→ Record extracts:
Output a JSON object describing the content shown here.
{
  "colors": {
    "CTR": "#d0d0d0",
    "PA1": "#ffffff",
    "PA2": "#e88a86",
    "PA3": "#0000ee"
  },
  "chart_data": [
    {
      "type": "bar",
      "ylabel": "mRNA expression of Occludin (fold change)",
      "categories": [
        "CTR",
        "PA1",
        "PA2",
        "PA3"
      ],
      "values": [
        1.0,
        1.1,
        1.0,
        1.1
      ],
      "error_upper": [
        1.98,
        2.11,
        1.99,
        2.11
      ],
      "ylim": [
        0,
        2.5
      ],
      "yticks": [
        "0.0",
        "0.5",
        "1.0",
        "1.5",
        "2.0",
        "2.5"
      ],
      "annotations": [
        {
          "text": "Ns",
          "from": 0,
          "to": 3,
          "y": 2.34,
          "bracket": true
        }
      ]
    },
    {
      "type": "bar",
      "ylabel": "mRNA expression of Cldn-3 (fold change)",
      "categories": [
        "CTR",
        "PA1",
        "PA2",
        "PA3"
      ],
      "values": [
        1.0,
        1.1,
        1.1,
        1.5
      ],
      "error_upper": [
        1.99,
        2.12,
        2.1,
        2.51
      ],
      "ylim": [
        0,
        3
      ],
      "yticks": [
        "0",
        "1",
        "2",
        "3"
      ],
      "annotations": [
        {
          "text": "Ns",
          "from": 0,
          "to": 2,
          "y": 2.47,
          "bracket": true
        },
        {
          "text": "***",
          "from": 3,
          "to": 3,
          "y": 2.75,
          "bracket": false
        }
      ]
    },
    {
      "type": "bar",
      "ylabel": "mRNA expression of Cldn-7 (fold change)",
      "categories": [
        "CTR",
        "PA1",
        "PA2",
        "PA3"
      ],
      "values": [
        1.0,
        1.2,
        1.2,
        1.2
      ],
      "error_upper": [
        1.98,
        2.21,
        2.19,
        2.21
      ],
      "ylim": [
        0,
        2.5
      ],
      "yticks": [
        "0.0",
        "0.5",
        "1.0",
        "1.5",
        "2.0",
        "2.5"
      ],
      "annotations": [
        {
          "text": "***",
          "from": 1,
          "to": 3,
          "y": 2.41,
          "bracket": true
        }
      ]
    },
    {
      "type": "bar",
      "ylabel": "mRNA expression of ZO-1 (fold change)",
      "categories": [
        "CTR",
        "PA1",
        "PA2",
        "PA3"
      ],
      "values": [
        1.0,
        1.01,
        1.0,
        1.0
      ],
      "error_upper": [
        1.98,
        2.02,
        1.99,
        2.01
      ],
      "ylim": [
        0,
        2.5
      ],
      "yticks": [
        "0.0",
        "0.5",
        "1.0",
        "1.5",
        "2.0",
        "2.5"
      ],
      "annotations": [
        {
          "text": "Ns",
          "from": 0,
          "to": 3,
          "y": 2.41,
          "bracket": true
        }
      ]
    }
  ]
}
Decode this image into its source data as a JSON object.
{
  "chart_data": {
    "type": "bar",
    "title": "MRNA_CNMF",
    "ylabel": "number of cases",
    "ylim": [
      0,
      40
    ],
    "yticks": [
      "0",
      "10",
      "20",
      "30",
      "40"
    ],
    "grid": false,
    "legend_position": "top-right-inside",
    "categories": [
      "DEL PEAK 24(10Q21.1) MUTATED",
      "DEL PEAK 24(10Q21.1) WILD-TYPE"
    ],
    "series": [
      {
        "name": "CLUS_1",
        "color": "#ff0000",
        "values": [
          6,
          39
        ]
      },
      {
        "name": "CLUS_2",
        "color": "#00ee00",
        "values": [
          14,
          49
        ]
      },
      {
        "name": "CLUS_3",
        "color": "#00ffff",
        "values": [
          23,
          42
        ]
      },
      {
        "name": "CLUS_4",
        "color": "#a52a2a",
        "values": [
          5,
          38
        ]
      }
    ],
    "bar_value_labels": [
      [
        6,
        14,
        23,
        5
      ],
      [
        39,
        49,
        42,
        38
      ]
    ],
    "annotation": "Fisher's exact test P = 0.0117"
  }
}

→ Aim of the task:
Show every line of the entries above where the word "name" occurs.

→ Solution to this exercise:
        "name": "CLUS_1",
        "name": "CLUS_2",
        "name": "CLUS_3",
        "name": "CLUS_4",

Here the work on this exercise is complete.